— Supplied material —
*-*-*
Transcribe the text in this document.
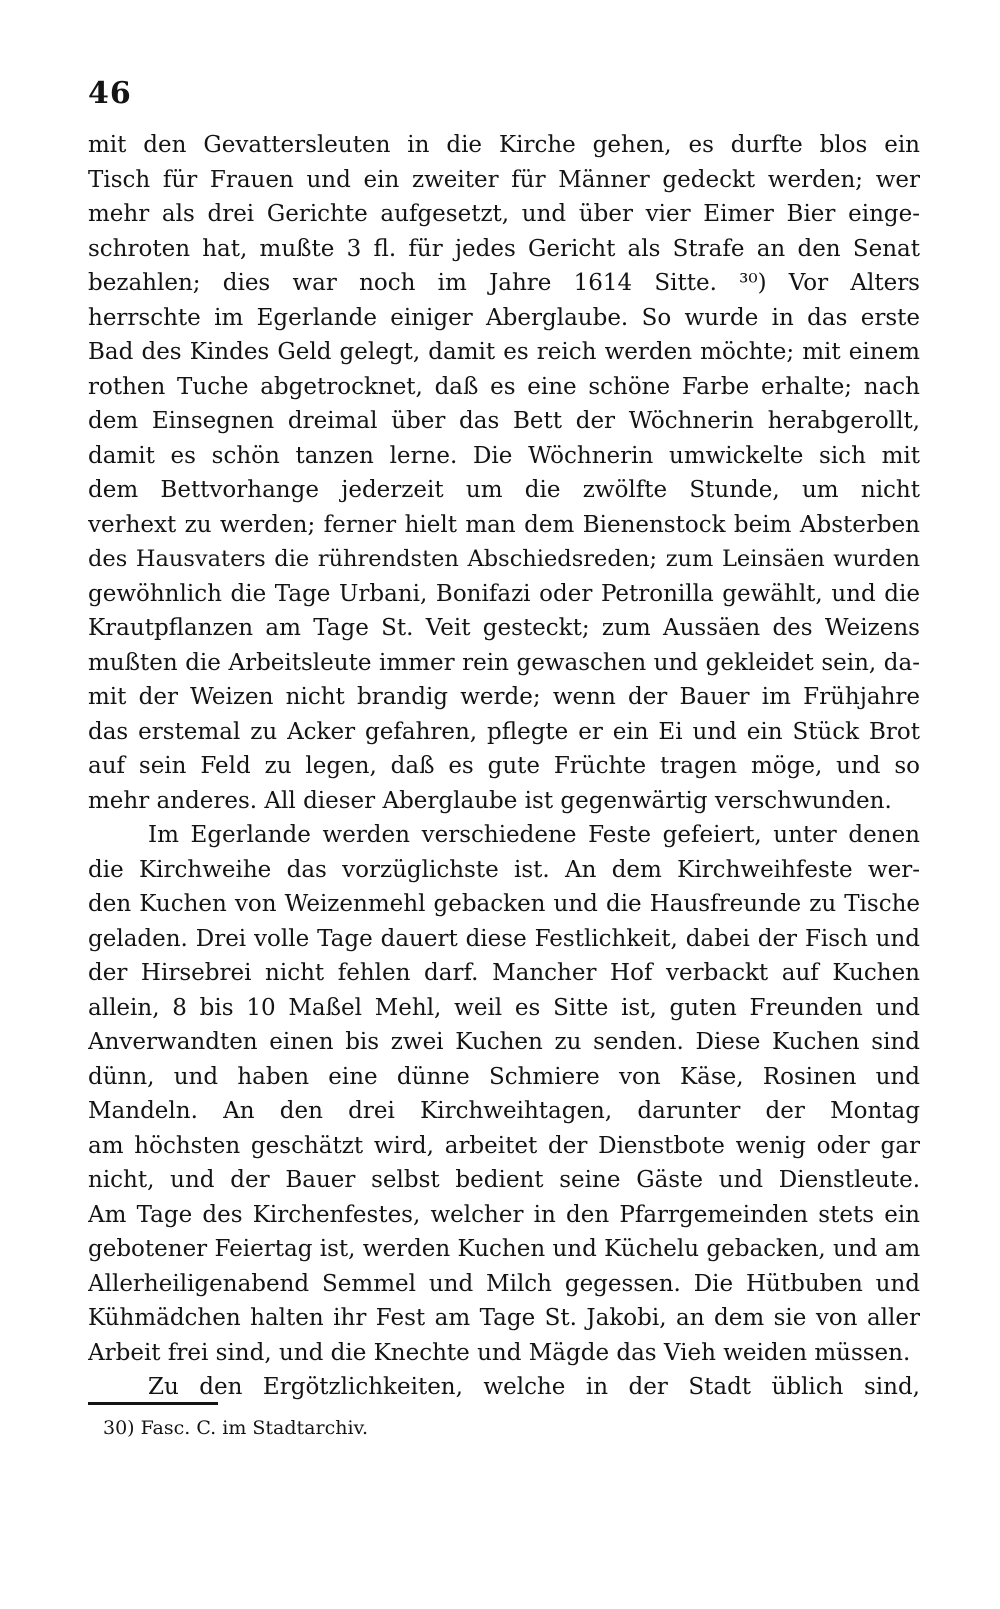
46
mit den Gevattersleuten in die Kirche gehen, es durfte blos ein
Tisch für Frauen und ein zweiter für Männer gedeckt werden; wer
mehr als drei Gerichte aufgesetzt, und über vier Eimer Bier einge-
schroten hat, mußte 3 fl. für jedes Gericht als Strafe an den Senat
bezahlen; dies war noch im Jahre 1614 Sitte. ³⁰) Vor Alters
herrschte im Egerlande einiger Aberglaube. So wurde in das erste
Bad des Kindes Geld gelegt, damit es reich werden möchte; mit einem
rothen Tuche abgetrocknet, daß es eine schöne Farbe erhalte; nach
dem Einsegnen dreimal über das Bett der Wöchnerin herabgerollt,
damit es schön tanzen lerne. Die Wöchnerin umwickelte sich mit
dem Bettvorhange jederzeit um die zwölfte Stunde, um nicht
verhext zu werden; ferner hielt man dem Bienenstock beim Absterben
des Hausvaters die rührendsten Abschiedsreden; zum Leinsäen wurden
gewöhnlich die Tage Urbani, Bonifazi oder Petronilla gewählt, und die
Krautpflanzen am Tage St. Veit gesteckt; zum Aussäen des Weizens
mußten die Arbeitsleute immer rein gewaschen und gekleidet sein, da-
mit der Weizen nicht brandig werde; wenn der Bauer im Frühjahre
das erstemal zu Acker gefahren, pflegte er ein Ei und ein Stück Brot
auf sein Feld zu legen, daß es gute Früchte tragen möge, und so
mehr anderes. All dieser Aberglaube ist gegenwärtig verschwunden.
Im Egerlande werden verschiedene Feste gefeiert, unter denen
die Kirchweihe das vorzüglichste ist. An dem Kirchweihfeste wer-
den Kuchen von Weizenmehl gebacken und die Hausfreunde zu Tische
geladen. Drei volle Tage dauert diese Festlichkeit, dabei der Fisch und
der Hirsebrei nicht fehlen darf. Mancher Hof verbackt auf Kuchen
allein, 8 bis 10 Maßel Mehl, weil es Sitte ist, guten Freunden und
Anverwandten einen bis zwei Kuchen zu senden. Diese Kuchen sind
dünn, und haben eine dünne Schmiere von Käse, Rosinen und
Mandeln. An den drei Kirchweihtagen, darunter der Montag
am höchsten geschätzt wird, arbeitet der Dienstbote wenig oder gar
nicht, und der Bauer selbst bedient seine Gäste und Dienstleute.
Am Tage des Kirchenfestes, welcher in den Pfarrgemeinden stets ein
gebotener Feiertag ist, werden Kuchen und Küchelu gebacken, und am
Allerheiligenabend Semmel und Milch gegessen. Die Hütbuben und
Kühmädchen halten ihr Fest am Tage St. Jakobi, an dem sie von aller
Arbeit frei sind, und die Knechte und Mägde das Vieh weiden müssen.
Zu den Ergötzlichkeiten, welche in der Stadt üblich sind,
30) Fasc. C. im Stadtarchiv.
*-*-*
— Required task —
Extract every line that has the string "sind" in it.

— Output for this task —
Anverwandten einen bis zwei Kuchen zu senden. Diese Kuchen sind
Arbeit frei sind, und die Knechte und Mägde das Vieh weiden müssen.
Zu den Ergötzlichkeiten, welche in der Stadt üblich sind,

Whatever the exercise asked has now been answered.